Dataset extract:
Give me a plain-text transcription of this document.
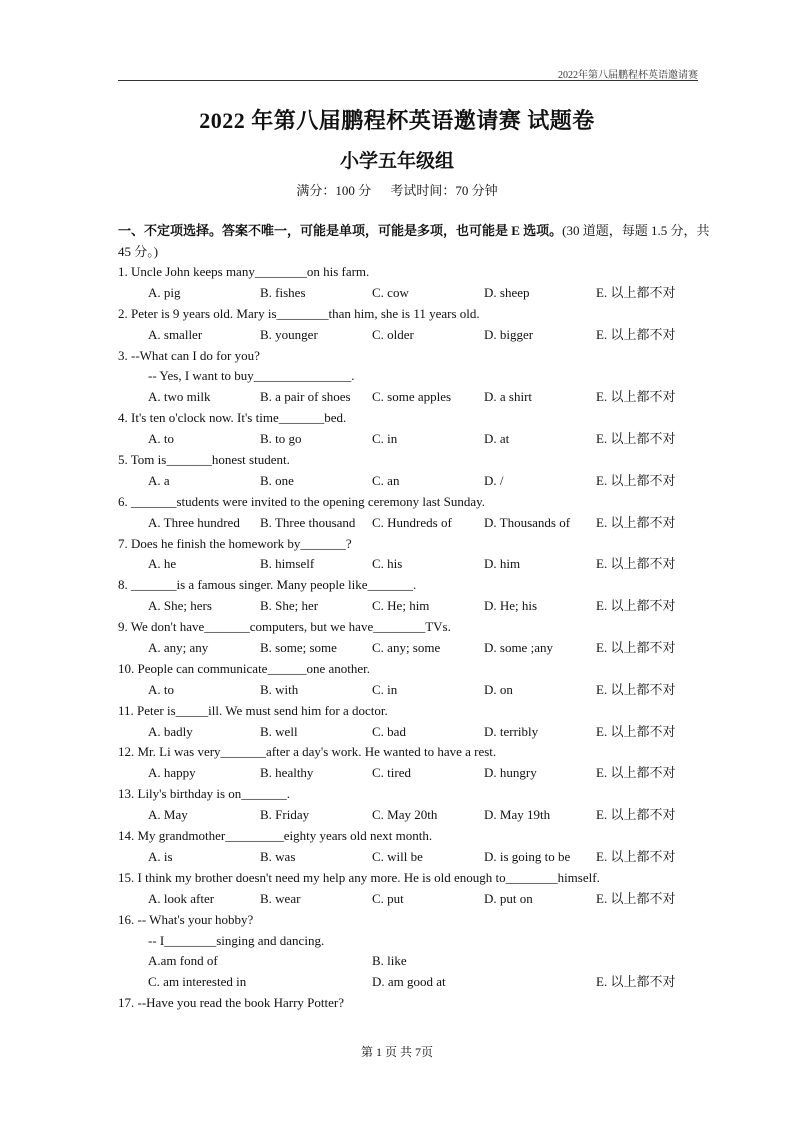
2022年第八届鹏程杯英语邀请赛
2022 年第八届鹏程杯英语邀请赛 试题卷
小学五年级组
满分：100 分 考试时间：70 分钟
一、不定项选择。答案不唯一，可能是单项，可能是多项，也可能是 E 选项。(30 道题，每题 1.5 分，共 45 分。)
1. Uncle John keeps many________on his farm.
A. pig	B. fishes	C. cow	D. sheep	E. 以上都不对
2. Peter is 9 years old. Mary is________than him, she is 11 years old.
A. smaller	B. younger	C. older	D. bigger	E. 以上都不对
3. --What can I do for you?
-- Yes, I want to buy_______________.
A. two milk	B. a pair of shoes C. some apples	D. a shirt	E. 以上都不对
4. It's ten o'clock now. It's time_______bed.
A. to	B. to go	C. in	D. at	E. 以上都不对
5. Tom is_______honest student.
A. a	B. one	C. an	D. /	E. 以上都不对
6. _______students were invited to the opening ceremony last Sunday.
A. Three hundred B. Three thousand C. Hundreds of D. Thousands of E. 以上都不对
7. Does he finish the homework by_______?
A. he	B. himself	C. his	D. him	E. 以上都不对
8. _______is a famous singer. Many people like_______.
A. She; hers	B. She; her	C. He; him	D. He; his	E. 以上都不对
9. We don't have_______computers, but we have________TVs.
A. any; any	B. some; some	C. any; some	D. some ;any	E. 以上都不对
10. People can communicate______one another.
A. to	B. with	C. in	D. on	E. 以上都不对
11. Peter is_____ill. We must send him for a doctor.
A. badly	B. well	C. bad	D. terribly	E. 以上都不对
12. Mr. Li was very_______after a day's work. He wanted to have a rest.
A. happy	B. healthy	C. tired	D. hungry	E. 以上都不对
13. Lily's birthday is on_______.
A. May	B. Friday	C. May 20th	D. May 19th	E. 以上都不对
14. My grandmother_________eighty years old next month.
A. is	B. was	C. will be	D. is going to be E. 以上都不对
15. I think my brother doesn't need my help any more. He is old enough to________himself.
A. look after	B. wear	C. put	D. put on	E. 以上都不对
16. -- What's your hobby?
-- I________singing and dancing.
A.am fond of	B. like
C. am interested in	D. am good at	E. 以上都不对
17. --Have you read the book Harry Potter?
第 1 页 共 7页
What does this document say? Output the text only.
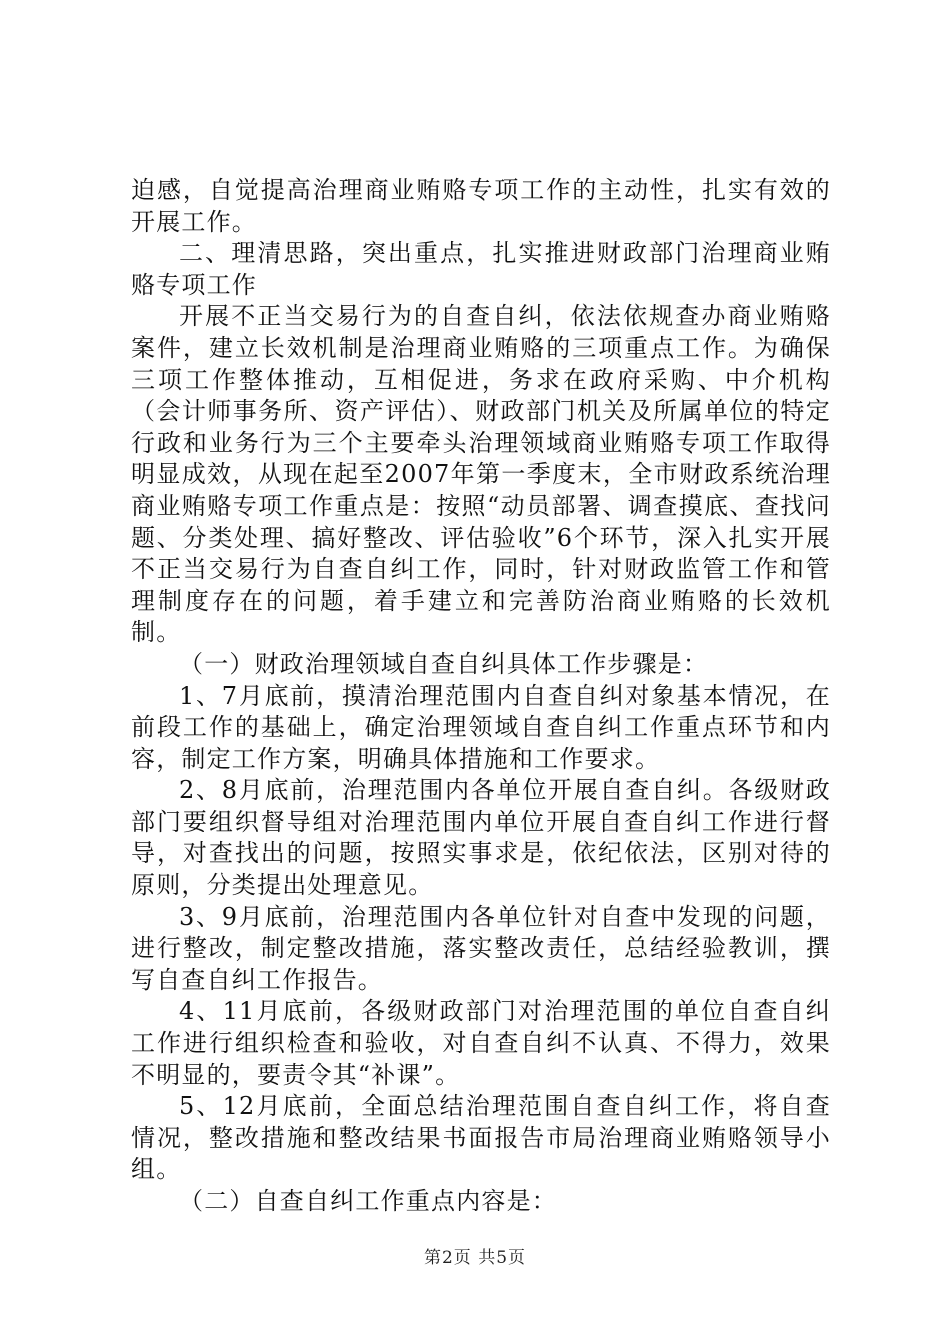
迫感，自觉提高治理商业贿赂专项工作的主动性，扎实有效的开展工作。

二、理清思路，突出重点，扎实推进财政部门治理商业贿赂专项工作

开展不正当交易行为的自查自纠，依法依规查办商业贿赂案件，建立长效机制是治理商业贿赂的三项重点工作。为确保三项工作整体推动，互相促进，务求在政府采购、中介机构（会计师事务所、资产评估）、财政部门机关及所属单位的特定行政和业务行为三个主要牵头治理领域商业贿赂专项工作取得明显成效，从现在起至2007年第一季度末，全市财政系统治理商业贿赂专项工作重点是：按照“动员部署、调查摸底、查找问题、分类处理、搞好整改、评估验收”6个环节，深入扎实开展不正当交易行为自查自纠工作，同时，针对财政监管工作和管理制度存在的问题，着手建立和完善防治商业贿赂的长效机制。

（一）财政治理领域自查自纠具体工作步骤是：

1、7月底前，摸清治理范围内自查自纠对象基本情况，在前段工作的基础上，确定治理领域自查自纠工作重点环节和内容，制定工作方案，明确具体措施和工作要求。

2、8月底前，治理范围内各单位开展自查自纠。各级财政部门要组织督导组对治理范围内单位开展自查自纠工作进行督导，对查找出的问题，按照实事求是，依纪依法，区别对待的原则，分类提出处理意见。

3、9月底前，治理范围内各单位针对自查中发现的问题，进行整改，制定整改措施，落实整改责任，总结经验教训，撰写自查自纠工作报告。

4、11月底前，各级财政部门对治理范围的单位自查自纠工作进行组织检查和验收，对自查自纠不认真、不得力，效果不明显的，要责令其“补课”。

5、12月底前，全面总结治理范围自查自纠工作，将自查情况，整改措施和整改结果书面报告市局治理商业贿赂领导小组。

（二）自查自纠工作重点内容是：

第2页 共5页
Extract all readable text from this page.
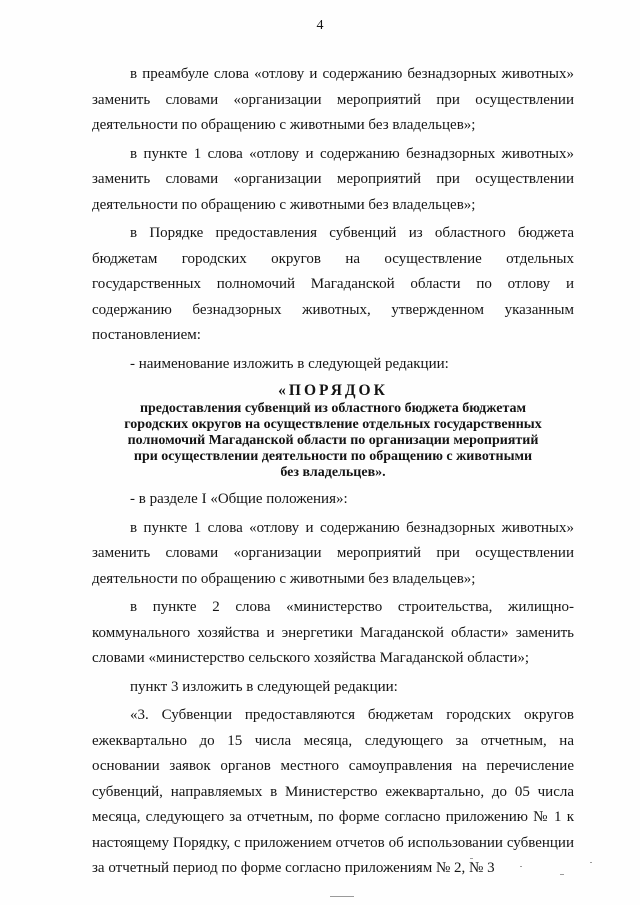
4

в преамбуле слова «отлову и содержанию безнадзорных животных» заменить словами «организации мероприятий при осуществлении деятельности по обращению с животными без владельцев»;

в пункте 1 слова «отлову и содержанию безнадзорных животных» заменить словами «организации мероприятий при осуществлении деятельности по обращению с животными без владельцев»;

в Порядке предоставления субвенций из областного бюджета бюджетам городских округов на осуществление отдельных государственных полномочий Магаданской области по отлову и содержанию безнадзорных животных, утвержденном указанным постановлением:

- наименование изложить в следующей редакции:

«ПОРЯДОК

предоставления субвенций из областного бюджета бюджетам

городских округов на осуществление отдельных государственных

полномочий Магаданской области по организации мероприятий

при осуществлении деятельности по обращению с животными

без владельцев».

- в разделе I «Общие положения»:

в пункте 1 слова «отлову и содержанию безнадзорных животных» заменить словами «организации мероприятий при осуществлении деятельности по обращению с животными без владельцев»;

в пункте 2 слова «министерство строительства, жилищно-коммунального хозяйства и энергетики Магаданской области» заменить словами «министерство сельского хозяйства Магаданской области»;

пункт 3 изложить в следующей редакции:

«3. Субвенции предоставляются бюджетам городских округов ежеквартально до 15 числа месяца, следующего за отчетным, на основании заявок органов местного самоуправления на перечисление субвенций, направляемых в Министерство ежеквартально, до 05 числа месяца, следующего за отчетным, по форме согласно приложению № 1 к настоящему Порядку, с приложением отчетов об использовании субвенции за отчетный период по форме согласно приложениям № 2, № 3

Problem description:
What is the number of lines in the listing that include the word "this"? Give that number and nothing else.

Task solution:
3